* Article:
++++++++++

# Who Framelessed Roger Rabbit



## NattyByNature (Feb 24, 2021)

The best slingshot is the one you have on your person, enter the frameless "bracelet". Take it anywhere(no really anywhere) even places that slingshots are banned, like New Jersey or NYC(central park rat control). But it still maintains enough power to hunt rabbits and squirrel, as evidenced by this unplanned kill. I was walking back from the mailbox when low and behold a rabbit was taking shelter under my rv so I grabbed a 3/8 steel and used the frameless to hit him right in the back of the head. He is cooking with potatoes, garlic, and sausage right now. Yum


----------



## vince4242 (Jan 11, 2016)

Great shooting, and cool story. I am shooting frameless with quarter-inch orbi BB's. Don't feel like I have enough control yet for anything larger.

Nice to see frameless as a viable hunting option.

Cheers


----------



## NattyByNature (Feb 24, 2021)

vince4242 said:


> Great shooting, and cool story. I am shooting frameless with quarter-inch orbi BB's. Don't feel like I have enough control yet for anything larger.
> Nice to see frameless as a viable hunting option.
> Cheers


I had my first finger hit last week, but it was because my ammo was too light, and I had headphones in, doing full butterfly with clay ammo. Pouch caught my h3adphone cord which diverted it directly into my thumb. So no more headphones, and no more light ammo for me lol


----------



## Island made (Aug 14, 2019)

++++++++++

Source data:
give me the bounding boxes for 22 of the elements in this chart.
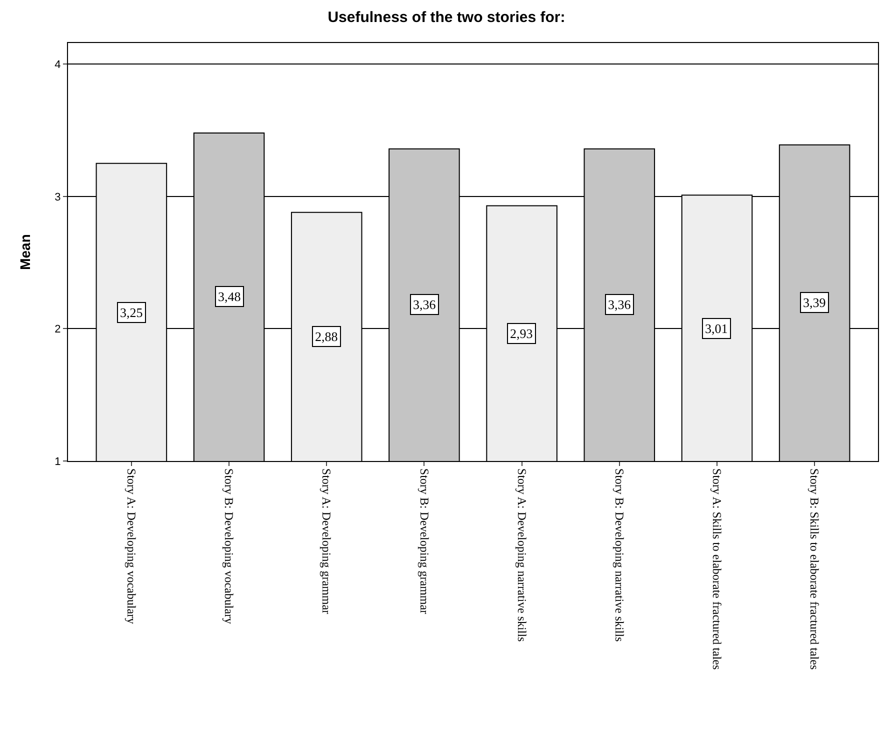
x-tick-label: Story B: Developing vocabulary <box>222 468 236 624</box>
x-tick-label: Story A: Developing grammar <box>320 468 334 614</box>
x-tick-label: Story B: Developing grammar <box>417 468 432 614</box>
y-tick-label: 2 <box>54 324 61 336</box>
y-tick-label: 3 <box>54 191 61 204</box>
y-axis-title: Mean <box>17 234 33 270</box>
y-tick-label: 4 <box>54 59 61 72</box>
x-tick-label: Story B: Developing narrative skills <box>612 468 626 642</box>
x-tick-label: Story A: Skills to elaborate fractured tales <box>710 468 724 670</box>
data-label: 3,36 <box>413 297 436 312</box>
data-label: 2,93 <box>510 326 533 341</box>
x-tick-label: Story B: Skills to elaborate fractured tales <box>808 468 822 670</box>
data-label: 3,48 <box>218 289 241 304</box>
x-tick-label: Story A: Developing narrative skills <box>514 468 529 642</box>
data-label: 3,25 <box>120 305 143 320</box>
chart-title: Usefulness of the two stories for: <box>328 8 566 26</box>
y-tick-label: 1 <box>54 456 61 468</box>
x-tick-label: Story A: Developing vocabulary <box>124 468 139 624</box>
data-label: 2,88 <box>315 329 338 344</box>
data-label: 3,36 <box>608 297 632 312</box>
data-label: 3,01 <box>705 321 728 336</box>
data-label: 3,39 <box>803 295 826 310</box>
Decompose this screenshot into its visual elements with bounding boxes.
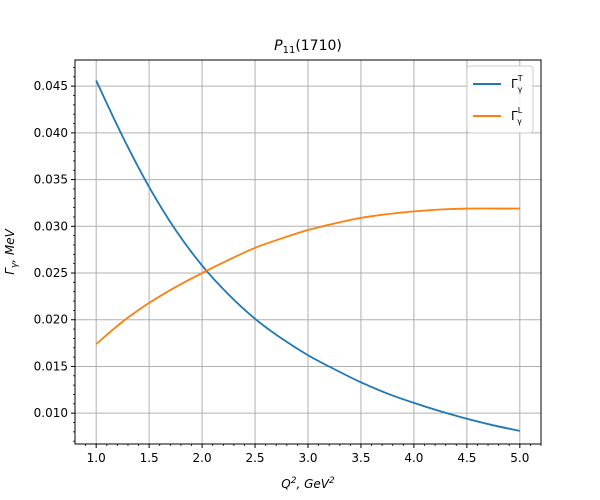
legend: ΓT γ ΓL γ [466,65,534,134]
title-main: P [274,38,283,54]
y-tick-label: 0.010 [34,406,68,420]
title-sub: 11 [283,45,296,56]
x-label-sup: 2 [291,476,297,486]
legend-0-base: Γ [511,77,518,91]
legend-label-transverse: ΓT γ [511,74,523,94]
y-label-rest: , MeV [3,228,17,262]
axis-ticks [71,67,542,448]
x-tick-label: 3.5 [351,451,370,465]
y-tick-label: 0.015 [34,359,68,373]
x-label-unit: , GeV [296,477,329,491]
legend-0-sub: γ [518,85,523,94]
title-suffix: (1710) [295,38,342,54]
x-tick-label: 2.0 [193,451,212,465]
y-tick-label: 0.040 [34,126,68,140]
series-line-transverse [95,80,521,432]
y-label-sub: γ [10,262,20,268]
x-tick-label: 4.0 [404,451,423,465]
y-tick-label: 0.045 [34,79,68,93]
legend-box [466,65,534,134]
y-tick-label: 0.030 [34,219,68,233]
legend-0-sup: T [517,74,523,83]
x-label-unit-sup: 2 [329,476,335,486]
x-tick-label: 2.5 [245,451,264,465]
legend-1-sub: γ [517,117,522,126]
y-label-base: Γ [3,267,17,275]
series-lines [95,80,521,432]
y-tick-label: 0.020 [34,313,68,327]
x-label-base: Q [281,477,290,491]
x-tick-label: 3.0 [298,451,317,465]
x-tick-label: 1.0 [87,451,106,465]
x-tick-label: 5.0 [510,451,529,465]
chart-title: P11(1710) [274,38,342,56]
axis-tick-labels: 1.0 1.5 2.0 2.5 3.0 3.5 4.0 4.5 5.0 0.010 0.015 0.0… [34,79,530,465]
series-line-longitudinal [95,207,520,345]
y-axis-label: Γγ, MeV [3,228,20,274]
legend-1-base: Γ [511,109,518,123]
x-axis-label: Q2, GeV2 [281,476,335,491]
x-tick-label: 4.5 [457,451,476,465]
y-tick-label: 0.025 [34,266,68,280]
y-tick-label: 0.035 [34,173,68,187]
x-tick-label: 1.5 [140,451,159,465]
legend-1-sup: L [518,106,523,115]
legend-label-longitudinal: ΓL γ [511,106,523,126]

++++++++++

* Directions for this task:
Continue the forum thread about hunting a rabbit with a frameless slingshot, starting right after its final line.

* Reply:
Nice!!


----------



## bingo (Oct 25, 2019)

Nice one for the pot 

Sent from my X24_EU using Tapatalk


----------



## NattyByNature (Feb 24, 2021)

bingo said:


> Nice one for the pot
> Sent from my X24_EU using Tapatalk


It was quite tasty, my buddy came over and he had some, hes never had rabbit and still thinks he hasnt lol


----------



## andypandy1 (Apr 8, 2016)

Nice one, recipe sounds good too


----------



## KawKan (May 11, 2013)

Great shot, and nice bunny.

Are those 2040 bands?


----------



## NattyByNature (Feb 24, 2021)

KawKan said:


> Great shot, and nice bunny.
> Are those 2040 bands?


14 inches of 1842


----------



## KawKan (May 11, 2013)

Seems to be an effective set up!



NattyByNature said:


> KawKan said:
> 
> 
> > Great shot, and nice bunny.
> ...


----------



## Tag (Jun 11, 2014)

Nice shot


----------



## Devon minnow (Apr 2, 2017)

There's just something about shooting frameless style that's so addictive.


----------



## Devon minnow (Apr 2, 2017)

View attachment 315208
View attachment 315210
View attachment 315212
. 
Just need to get Daffy Duck now????


----------



## Devon minnow (Apr 2, 2017)

NattyByNature said:


> KawKan said:
> 
> 
> > Great shot, and nice bunny.
> ...


I fine 3050 tube the best very similar draw weight but higher velocity


----------



## NattyByNature (Feb 24, 2021)

What's the ring for?


Devon minnow said:


> 53A1FD48-511D-480D-85E4-66E231FA59A6.jpeg
> 
> 
> 
> ...


----------



## Devon minnow (Apr 2, 2017)

I where it on my little finger or wedding ring finger depending on how much tension I want on the tubes. It also allows the tubes to self adjust (so equal in length) cause I shoot over back of hand style or fist style. It is the ultimate poaching tool, quite and if you are unfortunate to get caught it can quickly be discarded (cause it costs nothing) and also people can't figure out how to use it.


----------



## europunk (5 mo ago)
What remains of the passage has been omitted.